◆ REQUEST ◆
Take every line from the listing below that contains "this".

## START

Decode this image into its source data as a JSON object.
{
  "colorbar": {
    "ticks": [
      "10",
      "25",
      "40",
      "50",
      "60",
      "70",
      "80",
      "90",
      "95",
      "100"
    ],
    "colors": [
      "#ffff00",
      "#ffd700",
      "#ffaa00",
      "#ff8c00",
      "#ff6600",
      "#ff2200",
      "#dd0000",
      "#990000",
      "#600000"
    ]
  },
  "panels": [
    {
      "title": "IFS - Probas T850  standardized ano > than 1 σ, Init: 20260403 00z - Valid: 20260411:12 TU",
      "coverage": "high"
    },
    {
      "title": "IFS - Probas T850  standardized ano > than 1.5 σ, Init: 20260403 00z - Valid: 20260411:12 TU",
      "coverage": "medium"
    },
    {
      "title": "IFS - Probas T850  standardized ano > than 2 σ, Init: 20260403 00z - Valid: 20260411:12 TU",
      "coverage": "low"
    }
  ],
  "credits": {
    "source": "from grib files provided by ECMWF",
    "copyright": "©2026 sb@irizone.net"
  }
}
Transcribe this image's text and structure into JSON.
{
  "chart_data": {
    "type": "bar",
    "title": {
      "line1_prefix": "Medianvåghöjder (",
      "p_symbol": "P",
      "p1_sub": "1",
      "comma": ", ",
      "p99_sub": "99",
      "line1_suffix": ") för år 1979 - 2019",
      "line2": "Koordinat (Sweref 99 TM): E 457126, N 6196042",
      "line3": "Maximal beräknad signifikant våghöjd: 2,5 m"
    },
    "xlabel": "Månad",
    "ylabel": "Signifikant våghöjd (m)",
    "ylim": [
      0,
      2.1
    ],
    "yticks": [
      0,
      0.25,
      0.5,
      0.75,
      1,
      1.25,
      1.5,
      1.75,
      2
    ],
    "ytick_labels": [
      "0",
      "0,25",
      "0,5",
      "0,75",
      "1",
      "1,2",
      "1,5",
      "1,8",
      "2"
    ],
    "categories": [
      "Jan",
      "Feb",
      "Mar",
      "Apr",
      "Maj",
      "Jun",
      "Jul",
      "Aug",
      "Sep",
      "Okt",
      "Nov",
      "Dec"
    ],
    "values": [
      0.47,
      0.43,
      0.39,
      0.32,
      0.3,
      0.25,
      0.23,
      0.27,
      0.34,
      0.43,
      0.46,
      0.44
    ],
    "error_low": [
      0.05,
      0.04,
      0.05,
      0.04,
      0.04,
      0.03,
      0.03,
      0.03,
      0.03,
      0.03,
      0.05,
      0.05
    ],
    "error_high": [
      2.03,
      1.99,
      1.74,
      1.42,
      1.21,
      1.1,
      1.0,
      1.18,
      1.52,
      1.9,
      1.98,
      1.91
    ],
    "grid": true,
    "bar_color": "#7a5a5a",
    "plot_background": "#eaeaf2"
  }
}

## END

◆ TASK ANSWER ◆
Decode this image into its source data as a JSON object.
Transcribe this image's text and structure into JSON.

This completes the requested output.